--- start ---

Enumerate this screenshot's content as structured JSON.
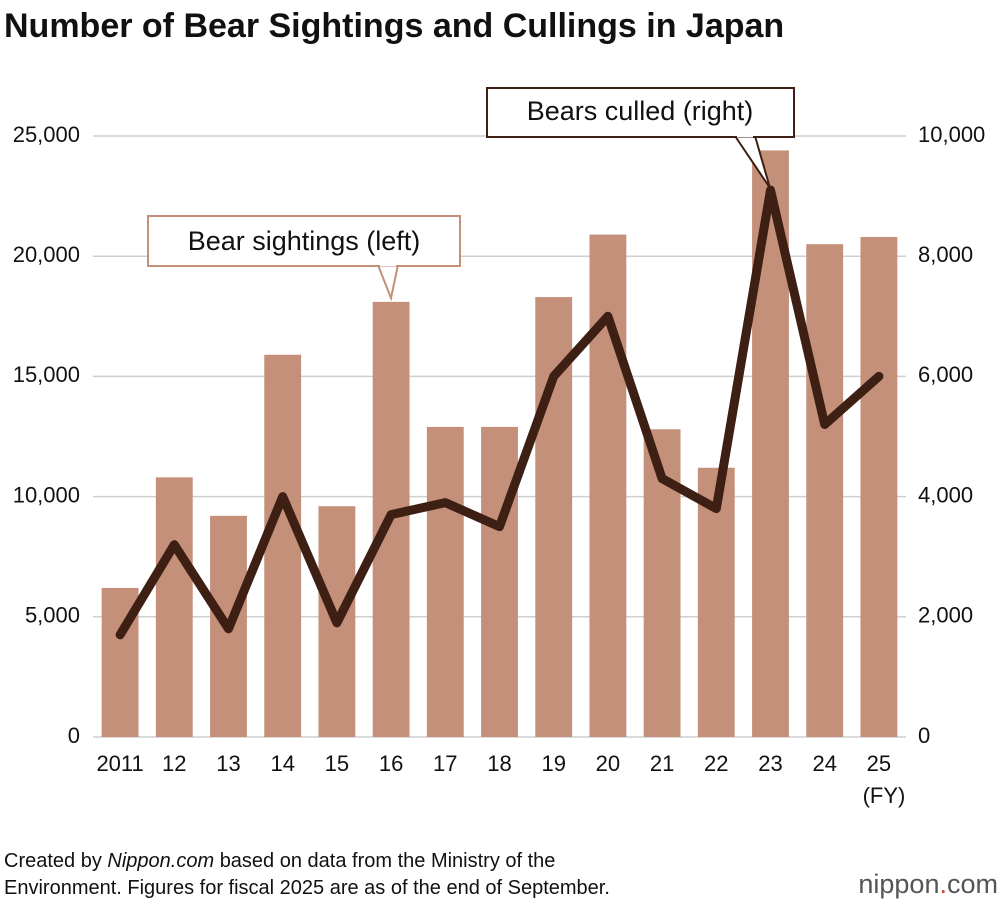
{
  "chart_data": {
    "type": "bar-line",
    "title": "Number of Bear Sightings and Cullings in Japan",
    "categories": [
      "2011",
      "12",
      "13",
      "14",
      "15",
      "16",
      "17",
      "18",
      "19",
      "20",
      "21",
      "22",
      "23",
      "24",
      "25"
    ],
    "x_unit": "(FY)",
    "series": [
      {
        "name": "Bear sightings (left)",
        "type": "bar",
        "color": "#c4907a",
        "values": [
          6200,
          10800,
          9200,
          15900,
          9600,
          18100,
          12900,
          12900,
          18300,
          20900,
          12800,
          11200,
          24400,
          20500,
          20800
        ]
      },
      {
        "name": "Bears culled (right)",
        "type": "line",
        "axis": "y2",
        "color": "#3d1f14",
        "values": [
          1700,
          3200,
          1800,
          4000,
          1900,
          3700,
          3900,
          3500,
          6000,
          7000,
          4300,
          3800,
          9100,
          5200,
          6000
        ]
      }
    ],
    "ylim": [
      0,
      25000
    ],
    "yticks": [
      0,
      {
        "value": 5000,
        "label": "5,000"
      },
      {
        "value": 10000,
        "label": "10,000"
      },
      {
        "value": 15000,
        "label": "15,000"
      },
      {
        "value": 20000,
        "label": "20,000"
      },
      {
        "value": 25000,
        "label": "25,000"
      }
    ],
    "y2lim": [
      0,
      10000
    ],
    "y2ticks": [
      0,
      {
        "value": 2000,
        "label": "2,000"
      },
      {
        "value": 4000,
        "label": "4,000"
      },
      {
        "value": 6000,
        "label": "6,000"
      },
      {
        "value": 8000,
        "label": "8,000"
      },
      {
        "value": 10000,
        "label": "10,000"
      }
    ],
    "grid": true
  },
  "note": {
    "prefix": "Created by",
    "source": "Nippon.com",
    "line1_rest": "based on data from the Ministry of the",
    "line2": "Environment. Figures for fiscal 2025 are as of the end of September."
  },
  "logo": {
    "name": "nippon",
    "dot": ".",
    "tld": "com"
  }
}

--- end ---
--- start ---

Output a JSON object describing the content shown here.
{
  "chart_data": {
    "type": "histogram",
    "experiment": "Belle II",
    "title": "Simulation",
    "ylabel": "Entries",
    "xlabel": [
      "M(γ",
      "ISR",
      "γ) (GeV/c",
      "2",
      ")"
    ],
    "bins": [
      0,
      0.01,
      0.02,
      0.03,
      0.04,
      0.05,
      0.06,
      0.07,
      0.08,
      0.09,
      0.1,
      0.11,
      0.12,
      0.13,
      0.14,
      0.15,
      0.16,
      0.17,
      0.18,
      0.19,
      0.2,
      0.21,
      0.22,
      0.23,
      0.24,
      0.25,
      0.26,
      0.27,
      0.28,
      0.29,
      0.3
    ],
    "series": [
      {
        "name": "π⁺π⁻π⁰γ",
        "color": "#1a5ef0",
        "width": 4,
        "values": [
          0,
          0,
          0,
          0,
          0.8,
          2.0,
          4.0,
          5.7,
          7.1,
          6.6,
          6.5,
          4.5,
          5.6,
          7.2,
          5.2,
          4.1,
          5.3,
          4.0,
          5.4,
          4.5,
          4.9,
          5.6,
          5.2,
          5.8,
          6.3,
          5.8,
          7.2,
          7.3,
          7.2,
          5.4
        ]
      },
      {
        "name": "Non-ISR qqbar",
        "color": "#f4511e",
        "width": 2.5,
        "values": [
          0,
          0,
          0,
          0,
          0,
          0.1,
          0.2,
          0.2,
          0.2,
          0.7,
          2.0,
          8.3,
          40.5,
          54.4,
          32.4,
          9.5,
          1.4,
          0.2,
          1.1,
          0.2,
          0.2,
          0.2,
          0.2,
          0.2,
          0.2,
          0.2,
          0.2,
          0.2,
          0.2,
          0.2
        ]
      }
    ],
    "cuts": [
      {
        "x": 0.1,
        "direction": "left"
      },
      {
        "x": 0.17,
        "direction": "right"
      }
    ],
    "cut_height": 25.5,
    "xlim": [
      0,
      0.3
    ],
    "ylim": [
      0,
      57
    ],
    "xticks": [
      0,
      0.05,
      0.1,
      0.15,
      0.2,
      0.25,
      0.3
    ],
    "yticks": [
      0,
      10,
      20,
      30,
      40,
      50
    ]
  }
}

--- end ---
--- start ---

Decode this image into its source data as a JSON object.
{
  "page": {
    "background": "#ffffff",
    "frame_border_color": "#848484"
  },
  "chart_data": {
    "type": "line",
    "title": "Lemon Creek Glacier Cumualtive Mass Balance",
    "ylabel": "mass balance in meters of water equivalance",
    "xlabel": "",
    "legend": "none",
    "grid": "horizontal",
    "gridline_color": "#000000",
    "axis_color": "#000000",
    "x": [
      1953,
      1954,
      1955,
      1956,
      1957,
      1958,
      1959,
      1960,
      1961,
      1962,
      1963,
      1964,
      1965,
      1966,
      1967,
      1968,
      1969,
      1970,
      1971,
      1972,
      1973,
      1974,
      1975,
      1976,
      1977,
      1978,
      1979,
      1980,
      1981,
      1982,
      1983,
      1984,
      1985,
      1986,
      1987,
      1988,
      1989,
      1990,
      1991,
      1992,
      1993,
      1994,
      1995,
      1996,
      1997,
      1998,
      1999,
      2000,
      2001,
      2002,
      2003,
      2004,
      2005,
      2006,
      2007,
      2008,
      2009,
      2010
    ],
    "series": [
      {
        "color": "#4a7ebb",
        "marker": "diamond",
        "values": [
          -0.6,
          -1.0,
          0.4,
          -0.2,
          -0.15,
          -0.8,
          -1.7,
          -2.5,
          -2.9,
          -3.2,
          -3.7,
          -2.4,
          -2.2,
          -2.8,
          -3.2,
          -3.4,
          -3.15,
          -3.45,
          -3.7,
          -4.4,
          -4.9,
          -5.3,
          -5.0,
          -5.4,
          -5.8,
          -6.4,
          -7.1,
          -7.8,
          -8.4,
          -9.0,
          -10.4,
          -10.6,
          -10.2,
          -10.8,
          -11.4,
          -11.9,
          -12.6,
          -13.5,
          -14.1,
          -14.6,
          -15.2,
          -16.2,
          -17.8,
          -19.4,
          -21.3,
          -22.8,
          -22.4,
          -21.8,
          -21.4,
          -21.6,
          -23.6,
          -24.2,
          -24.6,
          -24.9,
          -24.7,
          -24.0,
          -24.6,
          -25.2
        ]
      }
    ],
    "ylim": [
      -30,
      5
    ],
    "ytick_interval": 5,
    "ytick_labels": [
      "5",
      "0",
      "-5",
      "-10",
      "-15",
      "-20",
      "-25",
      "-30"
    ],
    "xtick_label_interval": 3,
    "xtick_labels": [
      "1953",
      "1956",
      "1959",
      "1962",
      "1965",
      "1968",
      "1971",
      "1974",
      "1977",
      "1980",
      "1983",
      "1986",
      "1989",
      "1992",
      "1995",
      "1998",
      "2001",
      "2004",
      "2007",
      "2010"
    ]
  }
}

--- end ---

Only the number is wanted: how many lines in the data include the string "this"?

2